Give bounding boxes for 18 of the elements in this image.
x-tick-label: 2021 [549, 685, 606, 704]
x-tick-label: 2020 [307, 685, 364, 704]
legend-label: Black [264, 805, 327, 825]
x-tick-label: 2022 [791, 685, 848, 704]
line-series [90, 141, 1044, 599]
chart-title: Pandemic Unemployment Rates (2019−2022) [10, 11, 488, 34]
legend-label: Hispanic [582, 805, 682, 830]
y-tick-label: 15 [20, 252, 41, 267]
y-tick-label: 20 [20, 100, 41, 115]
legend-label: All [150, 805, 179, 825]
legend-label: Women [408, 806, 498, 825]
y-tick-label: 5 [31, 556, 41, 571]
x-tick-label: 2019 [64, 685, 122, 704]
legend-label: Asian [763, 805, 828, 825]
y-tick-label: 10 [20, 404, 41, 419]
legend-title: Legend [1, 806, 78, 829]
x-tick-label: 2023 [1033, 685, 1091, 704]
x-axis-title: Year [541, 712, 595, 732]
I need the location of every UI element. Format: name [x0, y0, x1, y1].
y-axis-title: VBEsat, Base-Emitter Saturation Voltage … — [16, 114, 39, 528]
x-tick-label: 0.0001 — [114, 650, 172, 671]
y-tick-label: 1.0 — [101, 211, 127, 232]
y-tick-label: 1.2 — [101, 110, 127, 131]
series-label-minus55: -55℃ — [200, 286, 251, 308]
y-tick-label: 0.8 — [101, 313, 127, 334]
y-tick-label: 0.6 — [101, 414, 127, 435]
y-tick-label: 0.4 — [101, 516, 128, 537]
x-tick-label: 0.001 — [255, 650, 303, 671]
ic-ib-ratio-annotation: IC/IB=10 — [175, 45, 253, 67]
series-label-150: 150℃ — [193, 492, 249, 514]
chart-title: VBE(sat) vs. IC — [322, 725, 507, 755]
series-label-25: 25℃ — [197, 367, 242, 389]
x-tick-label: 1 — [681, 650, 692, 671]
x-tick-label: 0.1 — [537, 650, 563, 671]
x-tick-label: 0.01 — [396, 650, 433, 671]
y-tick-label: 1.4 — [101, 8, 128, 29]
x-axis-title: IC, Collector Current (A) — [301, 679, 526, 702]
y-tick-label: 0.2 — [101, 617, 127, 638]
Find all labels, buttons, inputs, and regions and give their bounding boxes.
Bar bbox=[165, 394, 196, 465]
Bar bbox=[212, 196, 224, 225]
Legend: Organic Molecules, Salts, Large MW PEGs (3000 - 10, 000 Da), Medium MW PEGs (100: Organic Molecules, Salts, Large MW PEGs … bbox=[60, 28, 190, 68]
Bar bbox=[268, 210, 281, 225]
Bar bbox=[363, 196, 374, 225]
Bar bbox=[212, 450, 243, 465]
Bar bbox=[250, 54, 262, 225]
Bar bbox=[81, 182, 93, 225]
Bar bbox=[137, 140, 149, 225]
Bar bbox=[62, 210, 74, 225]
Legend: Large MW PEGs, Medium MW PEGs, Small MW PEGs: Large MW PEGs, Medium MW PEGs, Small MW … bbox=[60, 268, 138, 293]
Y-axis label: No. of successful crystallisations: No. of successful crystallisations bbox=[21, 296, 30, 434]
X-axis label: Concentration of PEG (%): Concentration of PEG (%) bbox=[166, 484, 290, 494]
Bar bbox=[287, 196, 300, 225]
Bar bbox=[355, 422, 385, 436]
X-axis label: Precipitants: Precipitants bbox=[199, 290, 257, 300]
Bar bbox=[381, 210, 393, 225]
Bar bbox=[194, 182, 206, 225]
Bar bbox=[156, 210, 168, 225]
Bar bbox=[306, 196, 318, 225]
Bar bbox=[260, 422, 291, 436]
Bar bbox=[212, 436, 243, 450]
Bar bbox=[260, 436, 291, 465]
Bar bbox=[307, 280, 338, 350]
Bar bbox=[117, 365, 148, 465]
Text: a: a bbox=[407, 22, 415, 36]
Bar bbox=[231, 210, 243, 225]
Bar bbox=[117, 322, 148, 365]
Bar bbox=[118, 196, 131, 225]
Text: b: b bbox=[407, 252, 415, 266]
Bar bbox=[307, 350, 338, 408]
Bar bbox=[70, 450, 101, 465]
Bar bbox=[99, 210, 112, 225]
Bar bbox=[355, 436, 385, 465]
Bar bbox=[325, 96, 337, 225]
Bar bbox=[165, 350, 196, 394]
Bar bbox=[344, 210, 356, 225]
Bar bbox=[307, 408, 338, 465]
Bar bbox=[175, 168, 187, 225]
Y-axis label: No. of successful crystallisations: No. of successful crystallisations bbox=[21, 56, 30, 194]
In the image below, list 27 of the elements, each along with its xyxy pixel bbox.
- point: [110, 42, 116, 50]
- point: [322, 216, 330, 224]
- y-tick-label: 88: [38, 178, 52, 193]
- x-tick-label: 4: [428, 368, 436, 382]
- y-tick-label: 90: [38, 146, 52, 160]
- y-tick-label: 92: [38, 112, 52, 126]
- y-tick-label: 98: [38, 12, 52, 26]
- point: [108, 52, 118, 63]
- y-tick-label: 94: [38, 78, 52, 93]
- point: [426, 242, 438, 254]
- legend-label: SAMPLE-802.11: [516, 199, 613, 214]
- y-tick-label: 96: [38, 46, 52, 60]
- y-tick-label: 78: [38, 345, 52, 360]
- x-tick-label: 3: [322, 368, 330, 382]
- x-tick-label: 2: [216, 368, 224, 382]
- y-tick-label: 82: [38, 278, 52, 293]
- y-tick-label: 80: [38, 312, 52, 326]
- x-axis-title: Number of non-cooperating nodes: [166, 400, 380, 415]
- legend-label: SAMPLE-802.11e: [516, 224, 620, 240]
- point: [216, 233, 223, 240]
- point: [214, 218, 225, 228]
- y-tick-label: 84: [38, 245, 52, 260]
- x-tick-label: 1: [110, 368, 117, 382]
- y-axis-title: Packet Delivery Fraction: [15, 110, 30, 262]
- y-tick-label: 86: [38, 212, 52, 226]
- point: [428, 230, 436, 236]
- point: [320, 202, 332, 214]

———

- Exercise task -
Pick out each line in the items above that contains the string "SAMPLE", matching case exactly.

- Solution to this exercise -
- legend-label: SAMPLE-802.11: [516, 199, 613, 214]
- legend-label: SAMPLE-802.11e: [516, 224, 620, 240]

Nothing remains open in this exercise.